> _PROBLEM_
Restate each line word for word. Leave out every picture.

* * * * * * * * *

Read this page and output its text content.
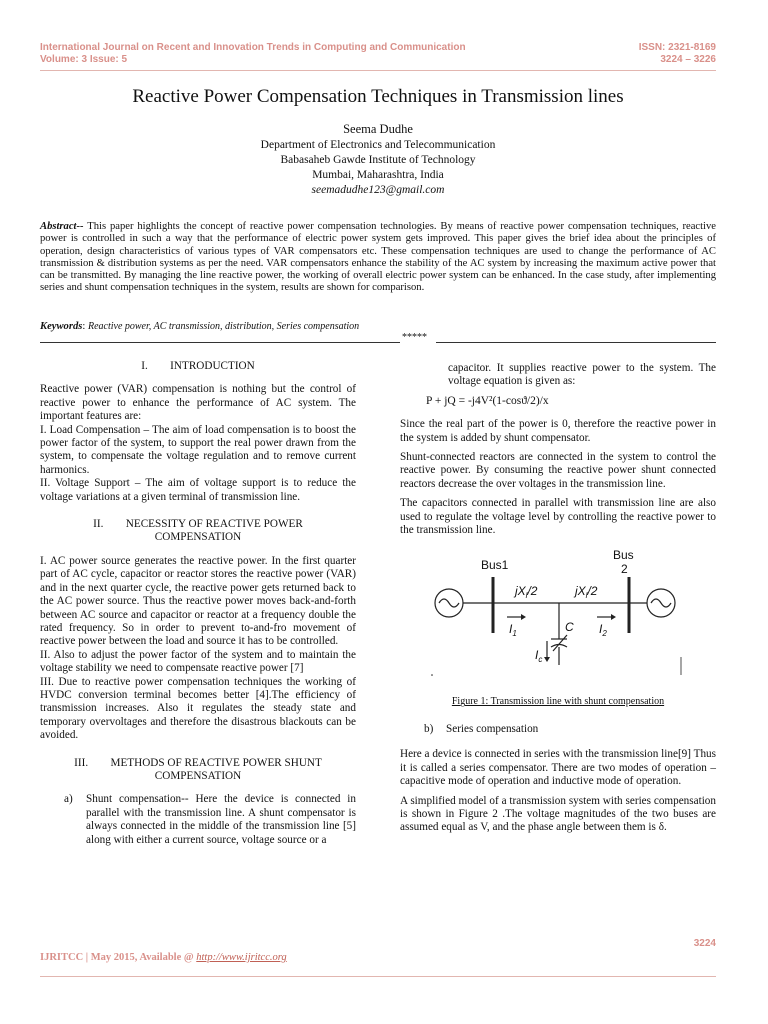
International Journal on Recent and Innovation Trends in Computing and Communication
Volume: 3 Issue: 5
ISSN: 2321-8169
3224 – 3226
Reactive Power Compensation Techniques in Transmission lines
Seema Dudhe
Department of Electronics and Telecommunication
Babasaheb Gawde Institute of Technology
Mumbai, Maharashtra, India
seemadudhe123@gmail.com
Abstract-- This paper highlights the concept of reactive power compensation technologies. By means of reactive power compensation techniques, reactive power is controlled in such a way that the performance of electric power system gets improved. This paper gives the brief idea about the principles of operation, design characteristics of various types of VAR compensators etc. These compensation techniques are used to change the performance of AC transmission & distribution systems as per the need. VAR compensators enhance the stability of the AC system by increasing the maximum active power that can be transmitted. By managing the line reactive power, the working of overall electric power system can be enhanced. In the case study, after implementing series and shunt compensation techniques in the system, results are shown for comparison.
Keywords: Reactive power, AC transmission, distribution, Series compensation
*****
I.        INTRODUCTION

Reactive power (VAR) compensation is nothing but the control of reactive power to enhance the performance of AC system. The important features are:

I. Load Compensation – The aim of load compensation is to boost the power factor of the system, to support the real power drawn from the system, to compensate the voltage regulation and to remove current harmonics.

II. Voltage Support – The aim of voltage support is to reduce the voltage variations at a given terminal of transmission line.

II.        NECESSITY OF REACTIVE POWER
COMPENSATION

I. AC power source generates the reactive power. In the first quarter part of AC cycle, capacitor or reactor stores the reactive power (VAR) and in the next quarter cycle, the reactive power gets returned back to the AC power source. Thus the reactive power moves back-and-forth between AC source and capacitor or reactor at a frequency double the rated frequency. So in order to prevent to-and-fro movement of reactive power between the load and source it has to be controlled.

II. Also to adjust the power factor of the system and to maintain the voltage stability we need to compensate reactive power [7]

III. Due to reactive power compensation techniques the working of HVDC conversion terminal becomes better [4].The efficiency of transmission increases. Also it regulates the steady state and temporary overvoltages and therefore the disastrous blackouts can be avoided.

III.        METHODS OF REACTIVE POWER SHUNT
COMPENSATION
a) Shunt compensation-- Here the device is connected in parallel with the transmission line. A shunt compensator is always connected in the middle of the transmission line [5] along with either a current source, voltage source or a

capacitor. It supplies reactive power to the system. The voltage equation is given as:

P + jQ = -j4V²(1-cosϑ/2)/x

Since the real part of the power is 0, therefore the reactive power in the system is added by shunt compensator.

Shunt-connected reactors are connected in the system to control the reactive power. By consuming the reactive power shunt connected reactors decrease the over voltages in the transmission line.

The capacitors connected in parallel with transmission line are also used to regulate the voltage level by controlling the reactive power to the transmission line.

Bus1
Bus
2
$jX_l/2$	$jX_l/2$
$I_1$	$I_2$
$I_c$
C
Figure 1: Transmission line with shunt compensation
b) Series compensation

Here a device is connected in series with the transmission line[9] Thus it is called a series compensator. There are two modes of operation – capacitive mode of operation and inductive mode of operation.

A simplified model of a transmission system with series compensation is shown in Figure 2 .The voltage magnitudes of the two buses are assumed equal as V, and the phase angle between them is δ.

3224
IJRITCC | May 2015, Available @ http://www.ijritcc.org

* * * * * * * * *

> _PROBLEM SOLUTION_
Read this page and output its text content.
International Journal on Recent and Innovation Trends in Computing and Communication
Volume: 3 Issue: 5
ISSN: 2321-8169
3224 – 3226
Reactive Power Compensation Techniques in Transmission lines
Seema Dudhe
Department of Electronics and Telecommunication
Babasaheb Gawde Institute of Technology
Mumbai, Maharashtra, India
seemadudhe123@gmail.com
Abstract-- This paper highlights the concept of reactive power compensation technologies. By means of reactive power compensation techniques, reactive power is controlled in such a way that the performance of electric power system gets improved. This paper gives the brief idea about the principles of operation, design characteristics of various types of VAR compensators etc. These compensation techniques are used to change the performance of AC transmission & distribution systems as per the need. VAR compensators enhance the stability of the AC system by increasing the maximum active power that can be transmitted. By managing the line reactive power, the working of overall electric power system can be enhanced. In the case study, after implementing series and shunt compensation techniques in the system, results are shown for comparison.
Keywords: Reactive power, AC transmission, distribution, Series compensation
*****
I.        INTRODUCTION

Reactive power (VAR) compensation is nothing but the control of reactive power to enhance the performance of AC system. The important features are:

I. Load Compensation – The aim of load compensation is to boost the power factor of the system, to support the real power drawn from the system, to compensate the voltage regulation and to remove current harmonics.

II. Voltage Support – The aim of voltage support is to reduce the voltage variations at a given terminal of transmission line.

II.        NECESSITY OF REACTIVE POWER
COMPENSATION

I. AC power source generates the reactive power. In the first quarter part of AC cycle, capacitor or reactor stores the reactive power (VAR) and in the next quarter cycle, the reactive power gets returned back to the AC power source. Thus the reactive power moves back-and-forth between AC source and capacitor or reactor at a frequency double the rated frequency. So in order to prevent to-and-fro movement of reactive power between the load and source it has to be controlled.

II. Also to adjust the power factor of the system and to maintain the voltage stability we need to compensate reactive power [7]

III. Due to reactive power compensation techniques the working of HVDC conversion terminal becomes better [4].The efficiency of transmission increases. Also it regulates the steady state and temporary overvoltages and therefore the disastrous blackouts can be avoided.

III.        METHODS OF REACTIVE POWER SHUNT
COMPENSATION
a) Shunt compensation-- Here the device is connected in parallel with the transmission line. A shunt compensator is always connected in the middle of the transmission line [5] along with either a current source, voltage source or a

capacitor. It supplies reactive power to the system. The voltage equation is given as:

P + jQ = -j4V²(1-cosϑ/2)/x

Since the real part of the power is 0, therefore the reactive power in the system is added by shunt compensator.

Shunt-connected reactors are connected in the system to control the reactive power. By consuming the reactive power shunt connected reactors decrease the over voltages in the transmission line.

The capacitors connected in parallel with transmission line are also used to regulate the voltage level by controlling the reactive power to the transmission line.

Bus1
Bus
2
$jX_l/2$	$jX_l/2$
$I_1$	$I_2$
$I_c$
C
Figure 1: Transmission line with shunt compensation
b) Series compensation

Here a device is connected in series with the transmission line[9] Thus it is called a series compensator. There are two modes of operation – capacitive mode of operation and inductive mode of operation.

A simplified model of a transmission system with series compensation is shown in Figure 2 .The voltage magnitudes of the two buses are assumed equal as V, and the phase angle between them is δ.

3224
IJRITCC | May 2015, Available @ http://www.ijritcc.org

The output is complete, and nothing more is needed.